-- Begin ROWS --

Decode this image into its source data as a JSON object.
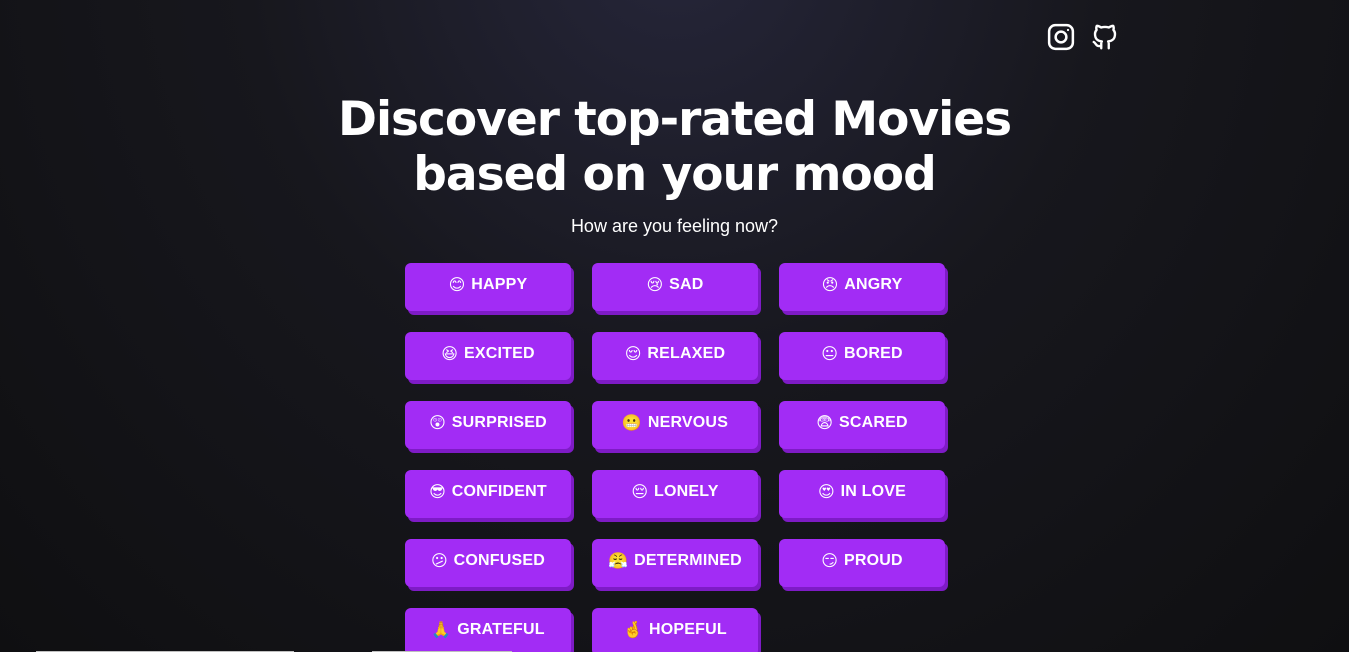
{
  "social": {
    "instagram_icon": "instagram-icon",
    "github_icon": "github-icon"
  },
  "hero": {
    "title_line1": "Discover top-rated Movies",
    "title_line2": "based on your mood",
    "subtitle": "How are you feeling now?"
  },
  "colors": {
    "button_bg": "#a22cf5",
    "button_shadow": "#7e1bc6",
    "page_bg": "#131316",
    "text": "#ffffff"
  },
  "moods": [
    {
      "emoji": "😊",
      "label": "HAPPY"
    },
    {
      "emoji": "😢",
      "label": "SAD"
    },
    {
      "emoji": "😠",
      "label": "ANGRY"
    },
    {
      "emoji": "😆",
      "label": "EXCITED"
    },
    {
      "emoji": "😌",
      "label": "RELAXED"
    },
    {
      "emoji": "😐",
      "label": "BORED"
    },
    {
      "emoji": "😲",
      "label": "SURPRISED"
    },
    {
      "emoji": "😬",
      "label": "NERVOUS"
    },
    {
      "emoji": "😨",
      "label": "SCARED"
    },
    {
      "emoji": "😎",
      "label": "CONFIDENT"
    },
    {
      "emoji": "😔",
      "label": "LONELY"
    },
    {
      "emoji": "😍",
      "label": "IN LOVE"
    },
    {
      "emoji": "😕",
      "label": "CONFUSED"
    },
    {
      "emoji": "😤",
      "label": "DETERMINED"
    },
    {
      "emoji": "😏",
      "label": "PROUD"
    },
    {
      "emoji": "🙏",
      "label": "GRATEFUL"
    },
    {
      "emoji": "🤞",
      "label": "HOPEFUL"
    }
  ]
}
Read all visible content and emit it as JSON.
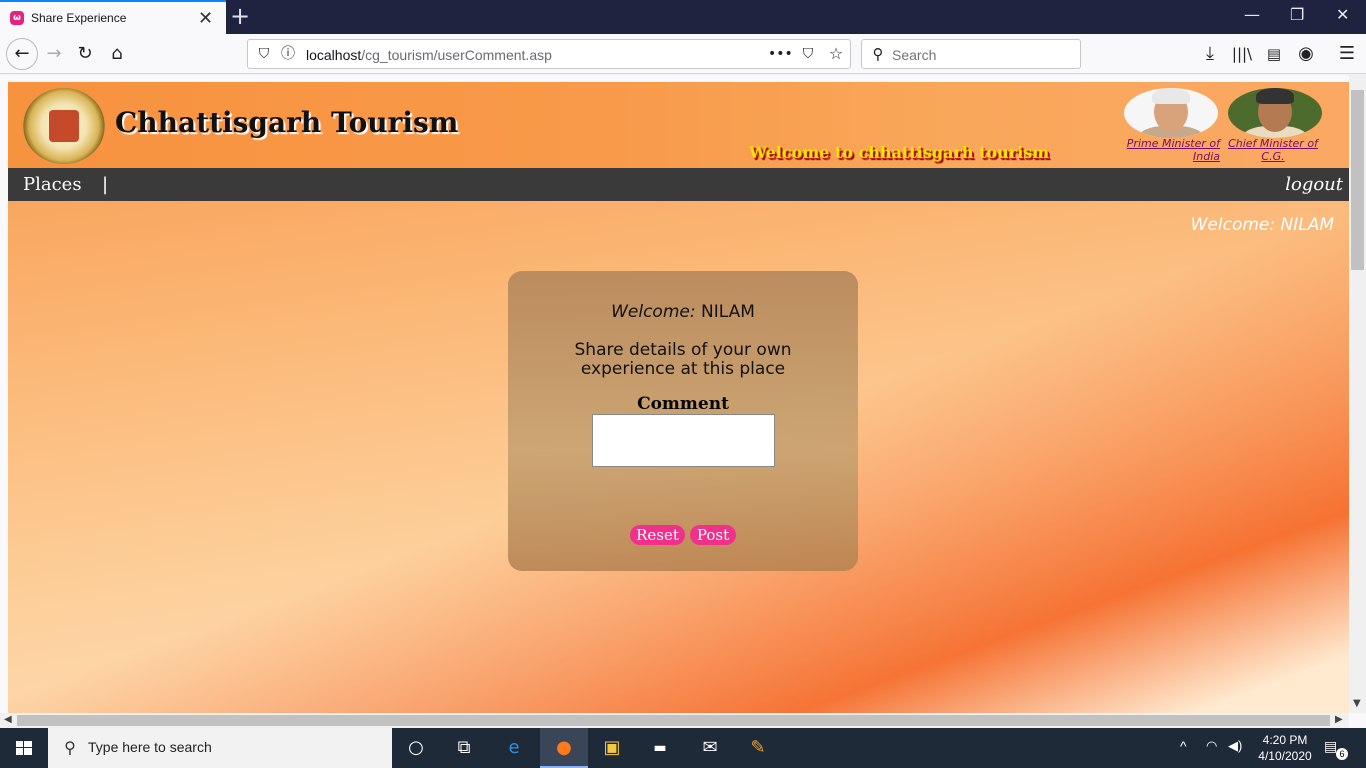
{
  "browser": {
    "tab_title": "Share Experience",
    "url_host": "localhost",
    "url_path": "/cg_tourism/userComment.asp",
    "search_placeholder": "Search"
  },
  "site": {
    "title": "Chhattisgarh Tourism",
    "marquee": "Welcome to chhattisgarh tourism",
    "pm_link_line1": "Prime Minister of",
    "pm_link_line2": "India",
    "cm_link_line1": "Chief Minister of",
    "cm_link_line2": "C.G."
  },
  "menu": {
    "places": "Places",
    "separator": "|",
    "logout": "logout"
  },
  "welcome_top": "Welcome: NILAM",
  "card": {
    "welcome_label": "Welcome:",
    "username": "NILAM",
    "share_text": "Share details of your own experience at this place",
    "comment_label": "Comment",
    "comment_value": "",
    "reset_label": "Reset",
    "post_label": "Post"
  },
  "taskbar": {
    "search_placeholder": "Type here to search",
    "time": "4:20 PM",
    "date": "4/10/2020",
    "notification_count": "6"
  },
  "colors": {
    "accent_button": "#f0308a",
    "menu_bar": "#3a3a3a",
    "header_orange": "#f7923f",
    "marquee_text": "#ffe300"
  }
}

-- End ROWS --

**WHAT YOU NEED TO DO**
What is needed is an exact reproduction of the data, pictures excluded.

**WRITTEN SOLUTION**
Decode this image into its source data as a JSON object.
{
  "social": {
    "instagram_icon": "instagram-icon",
    "github_icon": "github-icon"
  },
  "hero": {
    "title_line1": "Discover top-rated Movies",
    "title_line2": "based on your mood",
    "subtitle": "How are you feeling now?"
  },
  "colors": {
    "button_bg": "#a22cf5",
    "button_shadow": "#7e1bc6",
    "page_bg": "#131316",
    "text": "#ffffff"
  },
  "moods": [
    {
      "emoji": "😊",
      "label": "HAPPY"
    },
    {
      "emoji": "😢",
      "label": "SAD"
    },
    {
      "emoji": "😠",
      "label": "ANGRY"
    },
    {
      "emoji": "😆",
      "label": "EXCITED"
    },
    {
      "emoji": "😌",
      "label": "RELAXED"
    },
    {
      "emoji": "😐",
      "label": "BORED"
    },
    {
      "emoji": "😲",
      "label": "SURPRISED"
    },
    {
      "emoji": "😬",
      "label": "NERVOUS"
    },
    {
      "emoji": "😨",
      "label": "SCARED"
    },
    {
      "emoji": "😎",
      "label": "CONFIDENT"
    },
    {
      "emoji": "😔",
      "label": "LONELY"
    },
    {
      "emoji": "😍",
      "label": "IN LOVE"
    },
    {
      "emoji": "😕",
      "label": "CONFUSED"
    },
    {
      "emoji": "😤",
      "label": "DETERMINED"
    },
    {
      "emoji": "😏",
      "label": "PROUD"
    },
    {
      "emoji": "🙏",
      "label": "GRATEFUL"
    },
    {
      "emoji": "🤞",
      "label": "HOPEFUL"
    }
  ]
}
Read all visible content and emit it as JSON.
{
  "browser": {
    "tab_title": "Share Experience",
    "url_host": "localhost",
    "url_path": "/cg_tourism/userComment.asp",
    "search_placeholder": "Search"
  },
  "site": {
    "title": "Chhattisgarh Tourism",
    "marquee": "Welcome to chhattisgarh tourism",
    "pm_link_line1": "Prime Minister of",
    "pm_link_line2": "India",
    "cm_link_line1": "Chief Minister of",
    "cm_link_line2": "C.G."
  },
  "menu": {
    "places": "Places",
    "separator": "|",
    "logout": "logout"
  },
  "welcome_top": "Welcome: NILAM",
  "card": {
    "welcome_label": "Welcome:",
    "username": "NILAM",
    "share_text": "Share details of your own experience at this place",
    "comment_label": "Comment",
    "comment_value": "",
    "reset_label": "Reset",
    "post_label": "Post"
  },
  "taskbar": {
    "search_placeholder": "Type here to search",
    "time": "4:20 PM",
    "date": "4/10/2020",
    "notification_count": "6"
  },
  "colors": {
    "accent_button": "#f0308a",
    "menu_bar": "#3a3a3a",
    "header_orange": "#f7923f",
    "marquee_text": "#ffe300"
  }
}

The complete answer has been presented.